Entries from a dataset
○ ○ ○ ○

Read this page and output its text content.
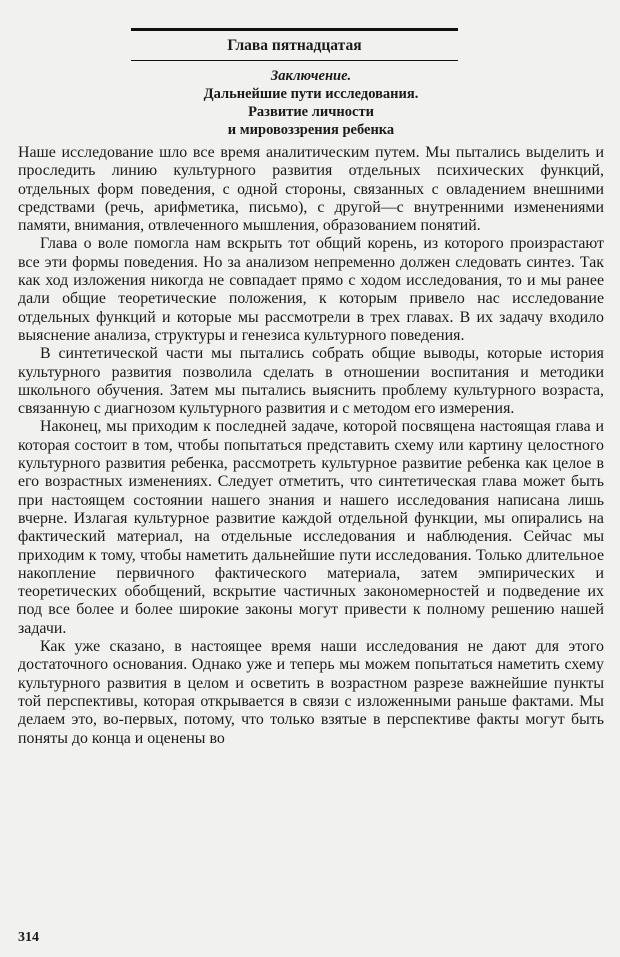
Глава пятнадцатая
Заключение.
Дальнейшие пути исследования.
Развитие личности
и мировоззрения ребенка

Наше исследование шло все время аналитическим путем. Мы пытались выделить и проследить линию культурного развития отдельных психических функций, отдельных форм поведения, с одной стороны, связанных с овладением внешними средствами (речь, арифметика, письмо), с другой—с внутренними изменениями памяти, внимания, отвлеченного мышления, образованием понятий.

Глава о воле помогла нам вскрыть тот общий корень, из которого произрастают все эти формы поведения. Но за анализом непременно должен следовать синтез. Так как ход изложения никогда не совпадает прямо с ходом исследования, то и мы ранее дали общие теоретические положения, к которым привело нас исследование отдельных функций и которые мы рассмотрели в трех главах. В их задачу входило выяснение анализа, структуры и генезиса культурного поведения.

В синтетической части мы пытались собрать общие выводы, которые история культурного развития позволила сделать в отношении воспитания и методики школьного обучения. Затем мы пытались выяснить проблему культурного возраста, связанную с диагнозом культурного развития и с методом его измерения.

Наконец, мы приходим к последней задаче, которой посвящена настоящая глава и которая состоит в том, чтобы попытаться представить схему или картину целостного культурного развития ребенка, рассмотреть культурное развитие ребенка как целое в его возрастных изменениях. Следует отметить, что синтетическая глава может быть при настоящем состоянии нашего знания и нашего исследования написана лишь вчерне. Излагая культурное развитие каждой отдельной функции, мы опирались на фактический материал, на отдельные исследования и наблюдения. Сейчас мы приходим к тому, чтобы наметить дальнейшие пути исследования. Только длительное накопление первичного фактического материала, затем эмпирических и теоретических обобщений, вскрытие частичных закономерностей и подведение их под все более и более широкие законы могут привести к полному решению нашей задачи.

Как уже сказано, в настоящее время наши исследования не дают для этого достаточного основания. Однако уже и теперь мы можем попытаться наметить схему культурного развития в целом и осветить в возрастном разрезе важнейшие пункты той перспективы, которая открывается в связи с изложенными раньше фактами. Мы делаем это, во-первых, потому, что только взятые в перспективе факты могут быть поняты до конца и оценены во

314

○ ○ ○ ○

» **What is asked**:
From the material above, copy everything exactly but the pictures.

» **Worked solution**:
Read this page and output its text content.
Глава пятнадцатая
Заключение.
Дальнейшие пути исследования.
Развитие личности
и мировоззрения ребенка

Наше исследование шло все время аналитическим путем. Мы пытались выделить и проследить линию культурного развития отдельных психических функций, отдельных форм поведения, с одной стороны, связанных с овладением внешними средствами (речь, арифметика, письмо), с другой—с внутренними изменениями памяти, внимания, отвлеченного мышления, образованием понятий.

Глава о воле помогла нам вскрыть тот общий корень, из которого произрастают все эти формы поведения. Но за анализом непременно должен следовать синтез. Так как ход изложения никогда не совпадает прямо с ходом исследования, то и мы ранее дали общие теоретические положения, к которым привело нас исследование отдельных функций и которые мы рассмотрели в трех главах. В их задачу входило выяснение анализа, структуры и генезиса культурного поведения.

В синтетической части мы пытались собрать общие выводы, которые история культурного развития позволила сделать в отношении воспитания и методики школьного обучения. Затем мы пытались выяснить проблему культурного возраста, связанную с диагнозом культурного развития и с методом его измерения.

Наконец, мы приходим к последней задаче, которой посвящена настоящая глава и которая состоит в том, чтобы попытаться представить схему или картину целостного культурного развития ребенка, рассмотреть культурное развитие ребенка как целое в его возрастных изменениях. Следует отметить, что синтетическая глава может быть при настоящем состоянии нашего знания и нашего исследования написана лишь вчерне. Излагая культурное развитие каждой отдельной функции, мы опирались на фактический материал, на отдельные исследования и наблюдения. Сейчас мы приходим к тому, чтобы наметить дальнейшие пути исследования. Только длительное накопление первичного фактического материала, затем эмпирических и теоретических обобщений, вскрытие частичных закономерностей и подведение их под все более и более широкие законы могут привести к полному решению нашей задачи.

Как уже сказано, в настоящее время наши исследования не дают для этого достаточного основания. Однако уже и теперь мы можем попытаться наметить схему культурного развития в целом и осветить в возрастном разрезе важнейшие пункты той перспективы, которая открывается в связи с изложенными раньше фактами. Мы делаем это, во-первых, потому, что только взятые в перспективе факты могут быть поняты до конца и оценены во

314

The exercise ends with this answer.